Using the entries that follow, state how many lines contain the word "cédula". The response is that number and nothing more.

-- start EXTRACTED MATERIAL --

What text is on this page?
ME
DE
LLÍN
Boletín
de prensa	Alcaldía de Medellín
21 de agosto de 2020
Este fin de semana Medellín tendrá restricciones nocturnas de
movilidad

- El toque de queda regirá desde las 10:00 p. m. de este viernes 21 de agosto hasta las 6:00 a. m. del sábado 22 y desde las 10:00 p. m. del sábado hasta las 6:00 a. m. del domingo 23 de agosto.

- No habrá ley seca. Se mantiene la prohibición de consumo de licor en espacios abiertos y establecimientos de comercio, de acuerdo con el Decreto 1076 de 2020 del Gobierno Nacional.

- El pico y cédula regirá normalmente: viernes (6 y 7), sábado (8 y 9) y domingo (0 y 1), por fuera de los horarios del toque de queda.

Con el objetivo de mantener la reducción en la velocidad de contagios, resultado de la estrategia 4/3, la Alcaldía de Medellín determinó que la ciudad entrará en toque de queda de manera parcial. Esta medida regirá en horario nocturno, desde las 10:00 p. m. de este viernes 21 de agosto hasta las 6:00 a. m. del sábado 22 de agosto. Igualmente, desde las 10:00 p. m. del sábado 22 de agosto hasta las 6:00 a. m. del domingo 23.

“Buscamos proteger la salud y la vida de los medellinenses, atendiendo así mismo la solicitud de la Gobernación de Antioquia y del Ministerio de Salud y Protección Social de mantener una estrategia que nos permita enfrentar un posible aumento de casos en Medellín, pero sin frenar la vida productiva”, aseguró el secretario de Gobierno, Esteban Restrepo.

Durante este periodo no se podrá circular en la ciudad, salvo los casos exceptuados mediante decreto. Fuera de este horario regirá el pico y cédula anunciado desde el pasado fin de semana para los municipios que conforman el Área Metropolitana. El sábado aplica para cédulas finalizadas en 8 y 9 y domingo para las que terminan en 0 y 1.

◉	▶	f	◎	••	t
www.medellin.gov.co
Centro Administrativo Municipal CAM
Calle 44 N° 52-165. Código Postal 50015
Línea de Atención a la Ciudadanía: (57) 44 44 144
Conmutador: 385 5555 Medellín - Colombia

-- end EXTRACTED MATERIAL --

RESPONSE:
2